### Data entries:

⁂

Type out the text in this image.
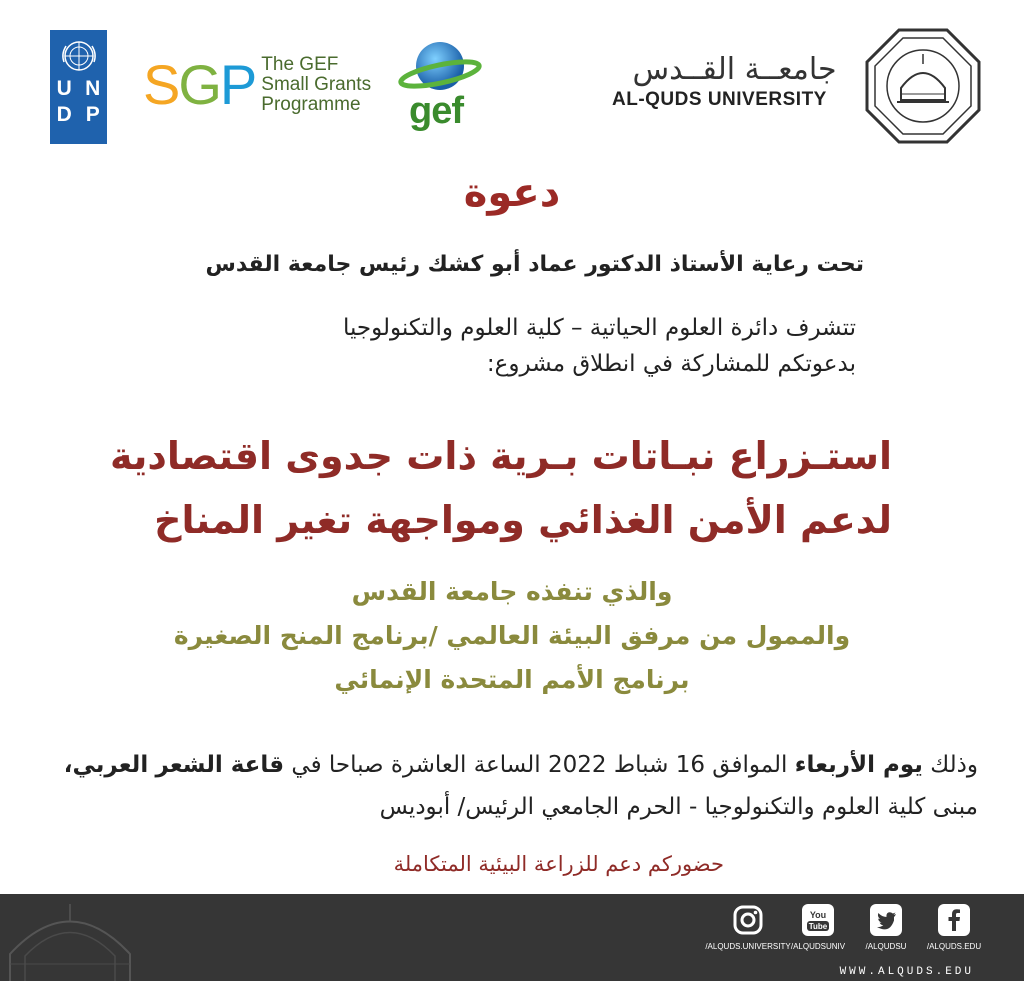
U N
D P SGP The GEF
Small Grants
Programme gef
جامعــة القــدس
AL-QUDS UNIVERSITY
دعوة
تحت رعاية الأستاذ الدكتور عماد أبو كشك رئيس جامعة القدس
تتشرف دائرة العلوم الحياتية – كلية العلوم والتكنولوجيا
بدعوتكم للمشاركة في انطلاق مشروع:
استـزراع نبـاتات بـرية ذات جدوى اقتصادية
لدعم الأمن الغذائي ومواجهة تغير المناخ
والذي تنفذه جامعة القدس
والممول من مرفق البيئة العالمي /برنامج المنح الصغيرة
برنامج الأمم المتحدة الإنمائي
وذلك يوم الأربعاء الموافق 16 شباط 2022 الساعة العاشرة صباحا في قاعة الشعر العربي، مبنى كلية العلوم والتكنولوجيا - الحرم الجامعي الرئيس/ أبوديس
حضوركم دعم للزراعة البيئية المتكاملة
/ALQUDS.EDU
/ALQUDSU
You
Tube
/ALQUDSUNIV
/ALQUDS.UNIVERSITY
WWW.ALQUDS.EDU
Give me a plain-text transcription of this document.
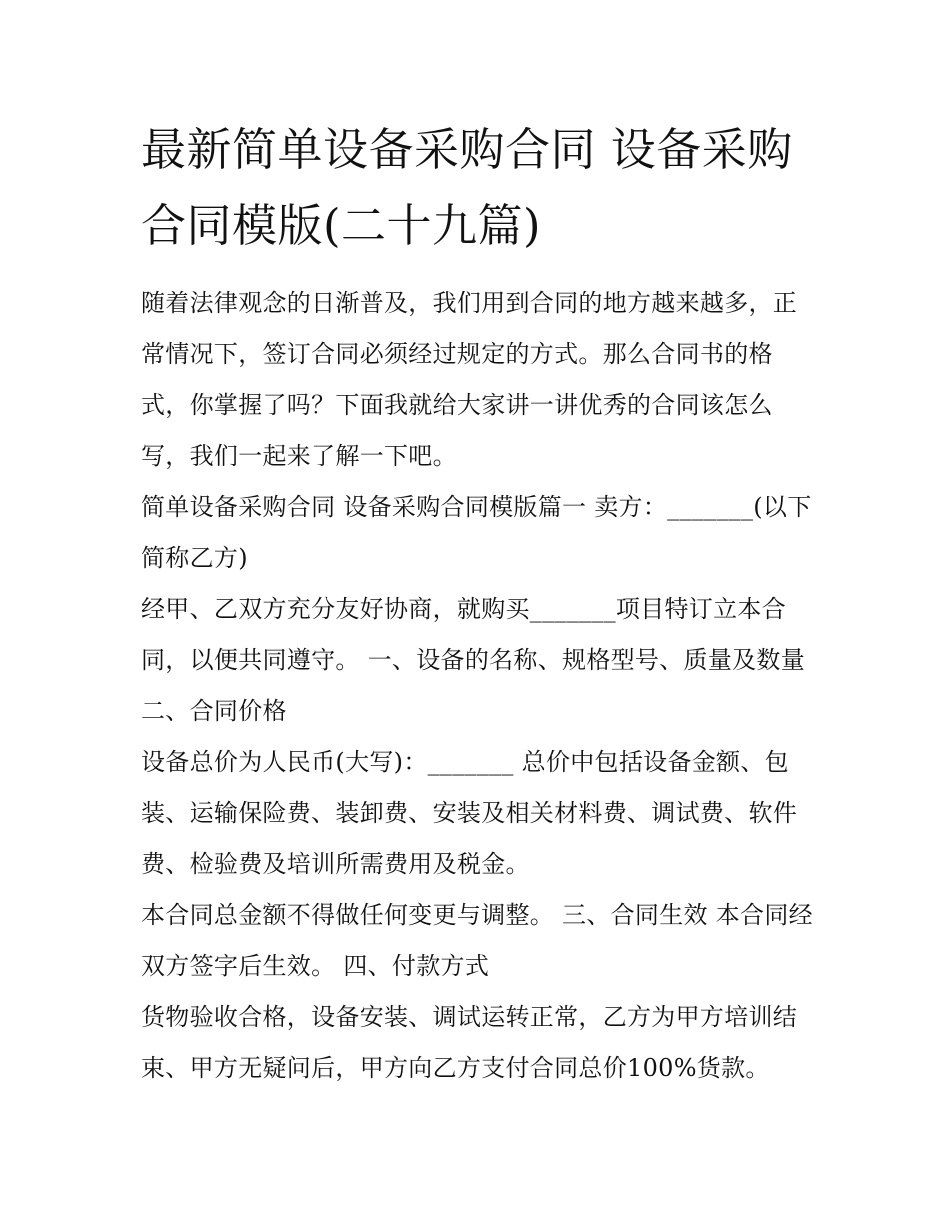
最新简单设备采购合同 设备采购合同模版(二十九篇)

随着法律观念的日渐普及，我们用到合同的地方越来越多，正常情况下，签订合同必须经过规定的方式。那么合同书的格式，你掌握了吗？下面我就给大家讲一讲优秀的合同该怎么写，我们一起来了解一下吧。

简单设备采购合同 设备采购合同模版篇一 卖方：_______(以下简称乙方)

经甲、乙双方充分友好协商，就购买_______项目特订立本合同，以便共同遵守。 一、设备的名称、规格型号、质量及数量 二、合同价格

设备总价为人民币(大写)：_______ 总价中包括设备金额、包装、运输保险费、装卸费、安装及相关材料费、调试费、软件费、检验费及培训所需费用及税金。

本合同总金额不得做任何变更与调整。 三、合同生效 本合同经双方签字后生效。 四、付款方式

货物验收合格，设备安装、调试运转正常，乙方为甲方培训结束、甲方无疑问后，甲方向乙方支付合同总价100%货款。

⁂

For each line of the entries that includes "برنامج", show that line.

### REPLY TO THE EXERCISE:
والممول من مرفق البيئة العالمي /برنامج المنح الصغيرة
برنامج الأمم المتحدة الإنمائي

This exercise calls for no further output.